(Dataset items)
════════════════════
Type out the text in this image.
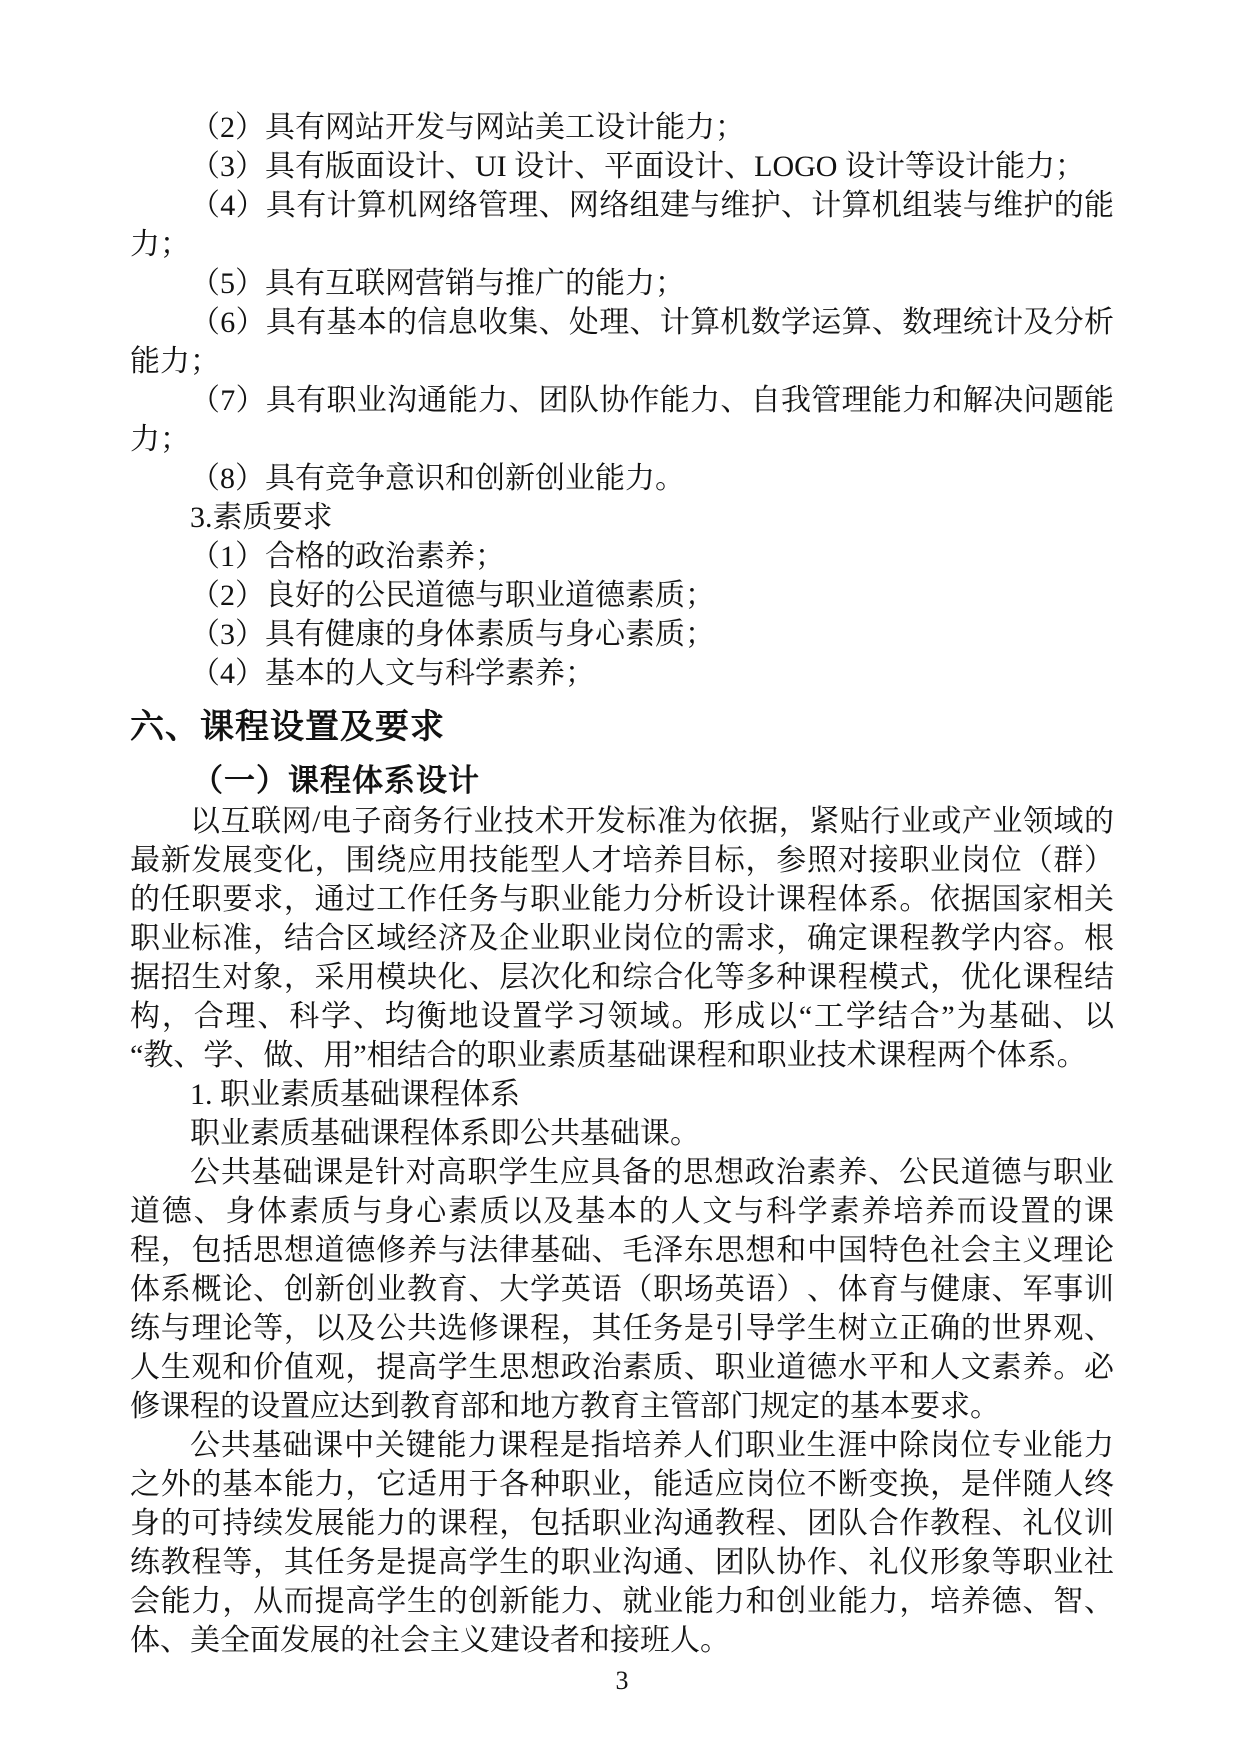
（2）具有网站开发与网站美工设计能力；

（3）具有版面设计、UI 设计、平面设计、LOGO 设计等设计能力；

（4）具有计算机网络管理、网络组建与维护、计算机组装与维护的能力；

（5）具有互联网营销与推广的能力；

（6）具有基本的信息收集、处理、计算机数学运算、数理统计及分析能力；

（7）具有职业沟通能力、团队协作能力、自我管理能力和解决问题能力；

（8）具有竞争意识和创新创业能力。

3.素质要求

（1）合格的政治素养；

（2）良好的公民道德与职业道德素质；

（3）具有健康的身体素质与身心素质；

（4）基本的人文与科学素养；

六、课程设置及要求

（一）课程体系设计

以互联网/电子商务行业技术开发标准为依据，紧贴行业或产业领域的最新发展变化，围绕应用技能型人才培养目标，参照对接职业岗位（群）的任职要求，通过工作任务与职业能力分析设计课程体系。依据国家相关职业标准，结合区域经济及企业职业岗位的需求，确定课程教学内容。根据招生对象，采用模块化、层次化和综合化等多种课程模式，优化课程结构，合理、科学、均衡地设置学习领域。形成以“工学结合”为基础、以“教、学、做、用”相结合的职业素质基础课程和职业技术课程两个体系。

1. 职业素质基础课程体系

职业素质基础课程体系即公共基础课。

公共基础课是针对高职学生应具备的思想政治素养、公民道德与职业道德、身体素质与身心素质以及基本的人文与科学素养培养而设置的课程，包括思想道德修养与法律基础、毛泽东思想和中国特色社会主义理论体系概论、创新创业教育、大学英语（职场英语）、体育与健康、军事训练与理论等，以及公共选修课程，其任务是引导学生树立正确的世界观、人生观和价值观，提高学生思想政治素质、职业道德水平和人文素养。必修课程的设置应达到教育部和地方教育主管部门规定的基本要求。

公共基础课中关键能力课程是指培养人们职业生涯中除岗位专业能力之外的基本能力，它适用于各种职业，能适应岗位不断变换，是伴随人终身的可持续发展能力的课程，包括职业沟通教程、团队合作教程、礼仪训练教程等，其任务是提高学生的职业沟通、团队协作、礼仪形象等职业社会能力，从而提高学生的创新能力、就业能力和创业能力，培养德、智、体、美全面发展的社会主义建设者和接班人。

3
════════════════════
EXERCISE BRIEF
Reproduce the data verbatim. Do not carry any picture into the copy.

FULL OUTPUT
Type out the text in this image.
（2）具有网站开发与网站美工设计能力；

（3）具有版面设计、UI 设计、平面设计、LOGO 设计等设计能力；

（4）具有计算机网络管理、网络组建与维护、计算机组装与维护的能力；

（5）具有互联网营销与推广的能力；

（6）具有基本的信息收集、处理、计算机数学运算、数理统计及分析能力；

（7）具有职业沟通能力、团队协作能力、自我管理能力和解决问题能力；

（8）具有竞争意识和创新创业能力。

3.素质要求

（1）合格的政治素养；

（2）良好的公民道德与职业道德素质；

（3）具有健康的身体素质与身心素质；

（4）基本的人文与科学素养；

六、课程设置及要求

（一）课程体系设计

以互联网/电子商务行业技术开发标准为依据，紧贴行业或产业领域的最新发展变化，围绕应用技能型人才培养目标，参照对接职业岗位（群）的任职要求，通过工作任务与职业能力分析设计课程体系。依据国家相关职业标准，结合区域经济及企业职业岗位的需求，确定课程教学内容。根据招生对象，采用模块化、层次化和综合化等多种课程模式，优化课程结构，合理、科学、均衡地设置学习领域。形成以“工学结合”为基础、以“教、学、做、用”相结合的职业素质基础课程和职业技术课程两个体系。

1. 职业素质基础课程体系

职业素质基础课程体系即公共基础课。

公共基础课是针对高职学生应具备的思想政治素养、公民道德与职业道德、身体素质与身心素质以及基本的人文与科学素养培养而设置的课程，包括思想道德修养与法律基础、毛泽东思想和中国特色社会主义理论体系概论、创新创业教育、大学英语（职场英语）、体育与健康、军事训练与理论等，以及公共选修课程，其任务是引导学生树立正确的世界观、人生观和价值观，提高学生思想政治素质、职业道德水平和人文素养。必修课程的设置应达到教育部和地方教育主管部门规定的基本要求。

公共基础课中关键能力课程是指培养人们职业生涯中除岗位专业能力之外的基本能力，它适用于各种职业，能适应岗位不断变换，是伴随人终身的可持续发展能力的课程，包括职业沟通教程、团队合作教程、礼仪训练教程等，其任务是提高学生的职业沟通、团队协作、礼仪形象等职业社会能力，从而提高学生的创新能力、就业能力和创业能力，培养德、智、体、美全面发展的社会主义建设者和接班人。

3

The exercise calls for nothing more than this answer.